DIRECTIONS FOR THIS TASK:
Transcribe each entry below exactly. Pictures do not go in the copy.
----
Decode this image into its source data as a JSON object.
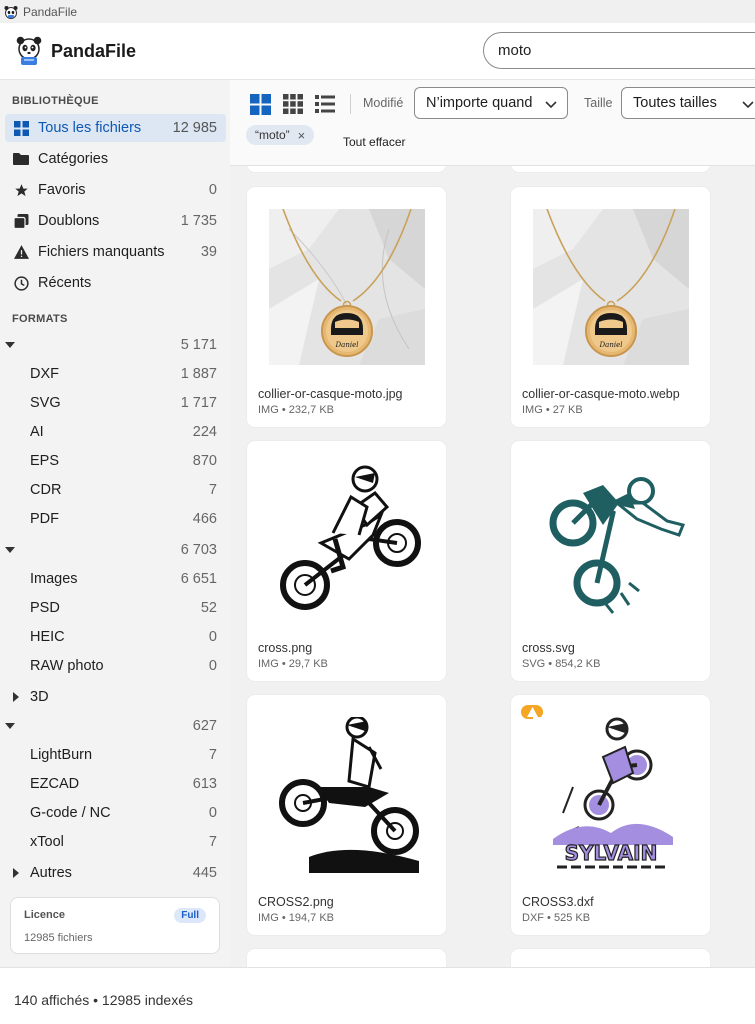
{
  "window": {
    "title": "PandaFile"
  },
  "header": {
    "brand": "PandaFile",
    "search_value": "moto"
  },
  "sidebar": {
    "library_title": "BIBLIOTHÈQUE",
    "library": [
      {
        "label": "Tous les fichiers",
        "count": "12 985",
        "icon": "grid-icon"
      },
      {
        "label": "Catégories",
        "count": "",
        "icon": "folder-icon"
      },
      {
        "label": "Favoris",
        "count": "0",
        "icon": "star-icon"
      },
      {
        "label": "Doublons",
        "count": "1 735",
        "icon": "duplicate-icon"
      },
      {
        "label": "Fichiers manquants",
        "count": "39",
        "icon": "warning-icon"
      },
      {
        "label": "Récents",
        "count": "",
        "icon": "clock-icon"
      }
    ],
    "formats_title": "FORMATS",
    "formats": [
      {
        "type": "group",
        "label": "",
        "count": "5 171",
        "expanded": true
      },
      {
        "type": "item",
        "label": "DXF",
        "count": "1 887"
      },
      {
        "type": "item",
        "label": "SVG",
        "count": "1 717"
      },
      {
        "type": "item",
        "label": "AI",
        "count": "224"
      },
      {
        "type": "item",
        "label": "EPS",
        "count": "870"
      },
      {
        "type": "item",
        "label": "CDR",
        "count": "7"
      },
      {
        "type": "item",
        "label": "PDF",
        "count": "466"
      },
      {
        "type": "group",
        "label": "",
        "count": "6 703",
        "expanded": true
      },
      {
        "type": "item",
        "label": "Images",
        "count": "6 651"
      },
      {
        "type": "item",
        "label": "PSD",
        "count": "52"
      },
      {
        "type": "item",
        "label": "HEIC",
        "count": "0"
      },
      {
        "type": "item",
        "label": "RAW photo",
        "count": "0"
      },
      {
        "type": "group",
        "label": "3D",
        "count": "",
        "expanded": false
      },
      {
        "type": "group",
        "label": "",
        "count": "627",
        "expanded": true
      },
      {
        "type": "item",
        "label": "LightBurn",
        "count": "7"
      },
      {
        "type": "item",
        "label": "EZCAD",
        "count": "613"
      },
      {
        "type": "item",
        "label": "G-code / NC",
        "count": "0"
      },
      {
        "type": "item",
        "label": "xTool",
        "count": "7"
      },
      {
        "type": "group",
        "label": "Autres",
        "count": "445",
        "expanded": false
      }
    ],
    "licence": {
      "title": "Licence",
      "badge": "Full",
      "files": "12985 fichiers"
    }
  },
  "toolbar": {
    "modified_label": "Modifié",
    "modified_value": "N’importe quand",
    "size_label": "Taille",
    "size_value": "Toutes tailles",
    "chip": "“moto”",
    "clear_all": "Tout effacer"
  },
  "files": [
    {
      "name": "collier-or-casque-moto.jpg",
      "meta": "IMG • 232,7 KB",
      "thumb": "necklace",
      "warning": false
    },
    {
      "name": "collier-or-casque-moto.webp",
      "meta": "IMG • 27 KB",
      "thumb": "necklace",
      "warning": false
    },
    {
      "name": "cross.png",
      "meta": "IMG • 29,7 KB",
      "thumb": "moto-black-1",
      "warning": false
    },
    {
      "name": "cross.svg",
      "meta": "SVG • 854,2 KB",
      "thumb": "moto-teal",
      "warning": false
    },
    {
      "name": "CROSS2.png",
      "meta": "IMG • 194,7 KB",
      "thumb": "moto-black-2",
      "warning": false
    },
    {
      "name": "CROSS3.dxf",
      "meta": "DXF • 525 KB",
      "thumb": "moto-purple",
      "warning": true,
      "thumb_text": "SYLVAIN"
    }
  ],
  "colors": {
    "accent": "#1565c0",
    "warning": "#f5a623",
    "teal": "#1f5f62",
    "purple": "#a48ee0"
  },
  "status": {
    "text": "140 affichés • 12985 indexés"
  }
}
----
FINISHED TASK:
Decode this image into its source data as a JSON object.
{
  "window": {
    "title": "PandaFile"
  },
  "header": {
    "brand": "PandaFile",
    "search_value": "moto"
  },
  "sidebar": {
    "library_title": "BIBLIOTHÈQUE",
    "library": [
      {
        "label": "Tous les fichiers",
        "count": "12 985",
        "icon": "grid-icon"
      },
      {
        "label": "Catégories",
        "count": "",
        "icon": "folder-icon"
      },
      {
        "label": "Favoris",
        "count": "0",
        "icon": "star-icon"
      },
      {
        "label": "Doublons",
        "count": "1 735",
        "icon": "duplicate-icon"
      },
      {
        "label": "Fichiers manquants",
        "count": "39",
        "icon": "warning-icon"
      },
      {
        "label": "Récents",
        "count": "",
        "icon": "clock-icon"
      }
    ],
    "formats_title": "FORMATS",
    "formats": [
      {
        "type": "group",
        "label": "",
        "count": "5 171",
        "expanded": true
      },
      {
        "type": "item",
        "label": "DXF",
        "count": "1 887"
      },
      {
        "type": "item",
        "label": "SVG",
        "count": "1 717"
      },
      {
        "type": "item",
        "label": "AI",
        "count": "224"
      },
      {
        "type": "item",
        "label": "EPS",
        "count": "870"
      },
      {
        "type": "item",
        "label": "CDR",
        "count": "7"
      },
      {
        "type": "item",
        "label": "PDF",
        "count": "466"
      },
      {
        "type": "group",
        "label": "",
        "count": "6 703",
        "expanded": true
      },
      {
        "type": "item",
        "label": "Images",
        "count": "6 651"
      },
      {
        "type": "item",
        "label": "PSD",
        "count": "52"
      },
      {
        "type": "item",
        "label": "HEIC",
        "count": "0"
      },
      {
        "type": "item",
        "label": "RAW photo",
        "count": "0"
      },
      {
        "type": "group",
        "label": "3D",
        "count": "",
        "expanded": false
      },
      {
        "type": "group",
        "label": "",
        "count": "627",
        "expanded": true
      },
      {
        "type": "item",
        "label": "LightBurn",
        "count": "7"
      },
      {
        "type": "item",
        "label": "EZCAD",
        "count": "613"
      },
      {
        "type": "item",
        "label": "G-code / NC",
        "count": "0"
      },
      {
        "type": "item",
        "label": "xTool",
        "count": "7"
      },
      {
        "type": "group",
        "label": "Autres",
        "count": "445",
        "expanded": false
      }
    ],
    "licence": {
      "title": "Licence",
      "badge": "Full",
      "files": "12985 fichiers"
    }
  },
  "toolbar": {
    "modified_label": "Modifié",
    "modified_value": "N’importe quand",
    "size_label": "Taille",
    "size_value": "Toutes tailles",
    "chip": "“moto”",
    "clear_all": "Tout effacer"
  },
  "files": [
    {
      "name": "collier-or-casque-moto.jpg",
      "meta": "IMG • 232,7 KB",
      "thumb": "necklace",
      "warning": false
    },
    {
      "name": "collier-or-casque-moto.webp",
      "meta": "IMG • 27 KB",
      "thumb": "necklace",
      "warning": false
    },
    {
      "name": "cross.png",
      "meta": "IMG • 29,7 KB",
      "thumb": "moto-black-1",
      "warning": false
    },
    {
      "name": "cross.svg",
      "meta": "SVG • 854,2 KB",
      "thumb": "moto-teal",
      "warning": false
    },
    {
      "name": "CROSS2.png",
      "meta": "IMG • 194,7 KB",
      "thumb": "moto-black-2",
      "warning": false
    },
    {
      "name": "CROSS3.dxf",
      "meta": "DXF • 525 KB",
      "thumb": "moto-purple",
      "warning": true,
      "thumb_text": "SYLVAIN"
    }
  ],
  "colors": {
    "accent": "#1565c0",
    "warning": "#f5a623",
    "teal": "#1f5f62",
    "purple": "#a48ee0"
  },
  "status": {
    "text": "140 affichés • 12985 indexés"
  }
}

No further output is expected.